Task to carry out: Pull every line with the word "JSON" out of the entries below.

Given data:
• • • • • • •

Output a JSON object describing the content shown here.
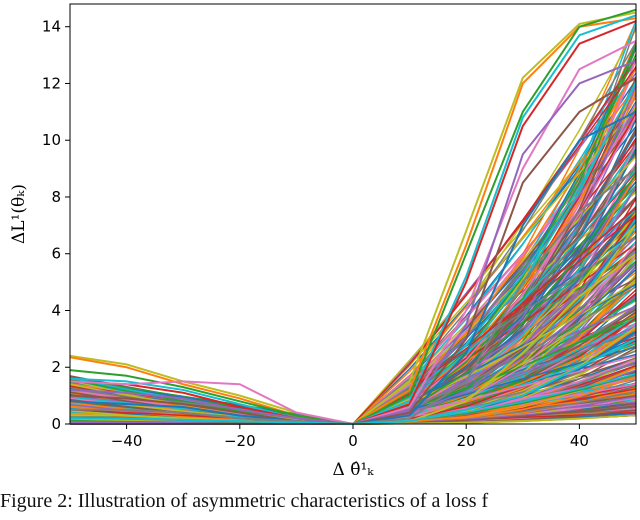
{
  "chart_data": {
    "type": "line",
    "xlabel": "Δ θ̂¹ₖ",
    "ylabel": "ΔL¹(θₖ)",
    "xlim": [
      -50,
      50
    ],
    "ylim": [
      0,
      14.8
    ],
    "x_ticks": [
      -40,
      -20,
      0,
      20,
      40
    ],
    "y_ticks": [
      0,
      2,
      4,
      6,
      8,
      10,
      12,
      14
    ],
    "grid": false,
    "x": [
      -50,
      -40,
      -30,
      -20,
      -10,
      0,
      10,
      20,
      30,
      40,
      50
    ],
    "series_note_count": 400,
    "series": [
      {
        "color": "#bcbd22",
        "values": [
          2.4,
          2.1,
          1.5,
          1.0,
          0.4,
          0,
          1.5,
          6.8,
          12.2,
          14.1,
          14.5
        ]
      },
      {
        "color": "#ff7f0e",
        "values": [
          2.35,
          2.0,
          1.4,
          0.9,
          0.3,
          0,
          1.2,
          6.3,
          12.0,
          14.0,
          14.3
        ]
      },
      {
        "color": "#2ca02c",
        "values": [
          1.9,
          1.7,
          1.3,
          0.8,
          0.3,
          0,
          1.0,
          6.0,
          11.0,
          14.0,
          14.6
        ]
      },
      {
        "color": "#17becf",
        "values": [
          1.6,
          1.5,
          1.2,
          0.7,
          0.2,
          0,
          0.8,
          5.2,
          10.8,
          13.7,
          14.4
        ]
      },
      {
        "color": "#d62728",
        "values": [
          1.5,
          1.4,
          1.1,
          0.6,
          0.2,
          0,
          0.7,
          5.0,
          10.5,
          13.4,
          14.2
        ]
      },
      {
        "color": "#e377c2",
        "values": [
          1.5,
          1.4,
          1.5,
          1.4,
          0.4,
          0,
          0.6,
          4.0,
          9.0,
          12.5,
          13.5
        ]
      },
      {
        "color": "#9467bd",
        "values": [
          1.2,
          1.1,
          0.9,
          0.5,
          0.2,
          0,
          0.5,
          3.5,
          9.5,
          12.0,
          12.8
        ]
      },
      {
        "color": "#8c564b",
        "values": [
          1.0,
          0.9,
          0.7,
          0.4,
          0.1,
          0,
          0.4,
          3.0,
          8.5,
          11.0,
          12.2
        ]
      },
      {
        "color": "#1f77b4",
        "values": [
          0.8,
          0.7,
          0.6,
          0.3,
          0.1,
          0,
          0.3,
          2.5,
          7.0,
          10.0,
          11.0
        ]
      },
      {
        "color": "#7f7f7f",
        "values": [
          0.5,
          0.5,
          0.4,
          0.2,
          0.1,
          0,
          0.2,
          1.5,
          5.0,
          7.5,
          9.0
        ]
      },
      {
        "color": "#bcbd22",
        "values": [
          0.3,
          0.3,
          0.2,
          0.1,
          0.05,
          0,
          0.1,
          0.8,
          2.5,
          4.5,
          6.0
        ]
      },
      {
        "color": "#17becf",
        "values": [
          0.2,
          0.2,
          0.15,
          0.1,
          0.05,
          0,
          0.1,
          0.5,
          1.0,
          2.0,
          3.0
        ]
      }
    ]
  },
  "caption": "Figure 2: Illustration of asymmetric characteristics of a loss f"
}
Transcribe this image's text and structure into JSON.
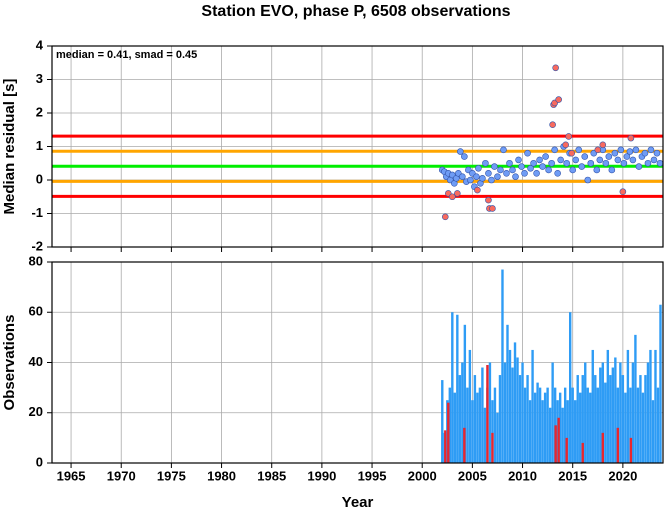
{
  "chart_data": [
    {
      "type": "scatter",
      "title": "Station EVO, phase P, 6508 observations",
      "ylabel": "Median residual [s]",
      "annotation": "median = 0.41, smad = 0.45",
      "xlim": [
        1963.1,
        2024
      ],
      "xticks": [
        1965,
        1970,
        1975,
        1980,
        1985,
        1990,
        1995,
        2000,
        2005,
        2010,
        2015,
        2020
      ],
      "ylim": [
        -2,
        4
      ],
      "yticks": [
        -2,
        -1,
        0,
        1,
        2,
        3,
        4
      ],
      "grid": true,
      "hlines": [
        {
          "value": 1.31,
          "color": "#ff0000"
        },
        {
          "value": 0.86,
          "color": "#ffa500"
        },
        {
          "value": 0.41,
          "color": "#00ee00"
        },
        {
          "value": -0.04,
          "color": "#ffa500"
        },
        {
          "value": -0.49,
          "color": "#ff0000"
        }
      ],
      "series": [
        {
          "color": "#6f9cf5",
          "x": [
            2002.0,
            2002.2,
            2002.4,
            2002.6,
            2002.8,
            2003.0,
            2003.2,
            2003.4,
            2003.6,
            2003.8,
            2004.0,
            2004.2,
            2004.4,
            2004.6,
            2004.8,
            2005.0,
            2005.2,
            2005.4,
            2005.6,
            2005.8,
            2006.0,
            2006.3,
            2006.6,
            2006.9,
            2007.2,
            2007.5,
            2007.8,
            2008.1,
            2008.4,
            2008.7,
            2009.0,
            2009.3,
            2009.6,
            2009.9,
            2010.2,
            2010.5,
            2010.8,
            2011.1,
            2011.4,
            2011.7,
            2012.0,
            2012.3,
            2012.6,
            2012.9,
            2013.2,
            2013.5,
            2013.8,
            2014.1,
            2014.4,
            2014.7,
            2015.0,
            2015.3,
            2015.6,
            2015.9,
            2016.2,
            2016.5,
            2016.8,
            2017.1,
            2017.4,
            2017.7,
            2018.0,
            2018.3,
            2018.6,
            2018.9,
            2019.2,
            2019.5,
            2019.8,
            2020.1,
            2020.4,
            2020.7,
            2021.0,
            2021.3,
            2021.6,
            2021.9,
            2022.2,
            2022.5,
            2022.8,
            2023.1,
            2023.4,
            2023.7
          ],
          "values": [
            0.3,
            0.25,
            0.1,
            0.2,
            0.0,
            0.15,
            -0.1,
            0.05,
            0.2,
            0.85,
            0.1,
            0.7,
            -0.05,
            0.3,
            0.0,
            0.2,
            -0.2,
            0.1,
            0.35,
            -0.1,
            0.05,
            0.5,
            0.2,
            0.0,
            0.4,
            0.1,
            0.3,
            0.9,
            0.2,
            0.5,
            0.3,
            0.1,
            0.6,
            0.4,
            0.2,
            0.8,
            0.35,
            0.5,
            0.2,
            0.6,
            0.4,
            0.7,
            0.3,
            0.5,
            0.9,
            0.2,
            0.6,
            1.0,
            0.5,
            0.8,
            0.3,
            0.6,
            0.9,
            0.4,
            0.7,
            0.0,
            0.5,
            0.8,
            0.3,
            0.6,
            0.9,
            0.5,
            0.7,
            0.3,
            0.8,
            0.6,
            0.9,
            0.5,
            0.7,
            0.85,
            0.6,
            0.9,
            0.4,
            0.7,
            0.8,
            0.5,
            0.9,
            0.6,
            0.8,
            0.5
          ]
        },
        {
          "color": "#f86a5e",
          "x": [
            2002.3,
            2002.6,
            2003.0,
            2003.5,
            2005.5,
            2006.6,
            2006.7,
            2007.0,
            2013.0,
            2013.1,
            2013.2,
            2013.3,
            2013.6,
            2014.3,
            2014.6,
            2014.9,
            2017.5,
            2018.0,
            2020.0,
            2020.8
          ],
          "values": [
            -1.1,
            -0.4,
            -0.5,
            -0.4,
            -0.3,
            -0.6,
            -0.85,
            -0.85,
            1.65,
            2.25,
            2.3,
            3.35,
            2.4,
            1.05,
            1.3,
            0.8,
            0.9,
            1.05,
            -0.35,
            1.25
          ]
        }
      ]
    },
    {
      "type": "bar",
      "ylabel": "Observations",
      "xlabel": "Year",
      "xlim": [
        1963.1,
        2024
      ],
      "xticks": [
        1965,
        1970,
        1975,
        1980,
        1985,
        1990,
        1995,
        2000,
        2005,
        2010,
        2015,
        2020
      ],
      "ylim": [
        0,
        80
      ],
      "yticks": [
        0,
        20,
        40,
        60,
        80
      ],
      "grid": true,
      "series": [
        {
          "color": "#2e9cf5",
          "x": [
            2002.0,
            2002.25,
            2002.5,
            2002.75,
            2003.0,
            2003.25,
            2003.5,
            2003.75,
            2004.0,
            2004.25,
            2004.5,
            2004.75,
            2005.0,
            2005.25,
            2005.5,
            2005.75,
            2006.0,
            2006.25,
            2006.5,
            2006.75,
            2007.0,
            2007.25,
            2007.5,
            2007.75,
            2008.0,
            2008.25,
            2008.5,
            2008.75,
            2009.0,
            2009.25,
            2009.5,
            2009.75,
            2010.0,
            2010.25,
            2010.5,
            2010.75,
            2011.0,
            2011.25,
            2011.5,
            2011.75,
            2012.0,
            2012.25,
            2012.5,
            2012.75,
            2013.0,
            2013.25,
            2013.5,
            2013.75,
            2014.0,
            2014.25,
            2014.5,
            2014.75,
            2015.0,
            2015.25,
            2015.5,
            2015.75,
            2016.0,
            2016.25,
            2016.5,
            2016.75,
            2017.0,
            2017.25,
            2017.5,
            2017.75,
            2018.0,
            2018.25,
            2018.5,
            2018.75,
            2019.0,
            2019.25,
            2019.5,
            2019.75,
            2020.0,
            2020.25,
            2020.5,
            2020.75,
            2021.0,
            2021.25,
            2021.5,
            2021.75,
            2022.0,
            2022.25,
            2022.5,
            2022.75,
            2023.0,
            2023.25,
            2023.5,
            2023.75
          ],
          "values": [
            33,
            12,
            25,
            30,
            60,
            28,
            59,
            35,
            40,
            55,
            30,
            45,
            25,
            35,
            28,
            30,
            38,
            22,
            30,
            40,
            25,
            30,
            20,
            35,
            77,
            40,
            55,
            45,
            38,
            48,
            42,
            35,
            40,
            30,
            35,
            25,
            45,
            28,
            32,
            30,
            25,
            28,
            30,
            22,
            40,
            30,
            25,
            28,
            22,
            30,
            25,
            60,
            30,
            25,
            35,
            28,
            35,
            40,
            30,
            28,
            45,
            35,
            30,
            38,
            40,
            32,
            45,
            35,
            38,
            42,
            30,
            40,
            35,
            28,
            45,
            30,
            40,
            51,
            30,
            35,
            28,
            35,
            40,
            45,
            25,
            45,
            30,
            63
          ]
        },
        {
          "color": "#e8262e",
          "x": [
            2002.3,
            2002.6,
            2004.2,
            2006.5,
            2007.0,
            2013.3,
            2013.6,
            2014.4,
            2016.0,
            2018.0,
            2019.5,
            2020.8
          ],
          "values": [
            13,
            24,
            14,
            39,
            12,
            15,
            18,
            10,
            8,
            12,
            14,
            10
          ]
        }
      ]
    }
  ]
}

• • • • • • •

Task response:
Output a JSON object describing the content shown here.
Transcribe this image's text and structure into JSON.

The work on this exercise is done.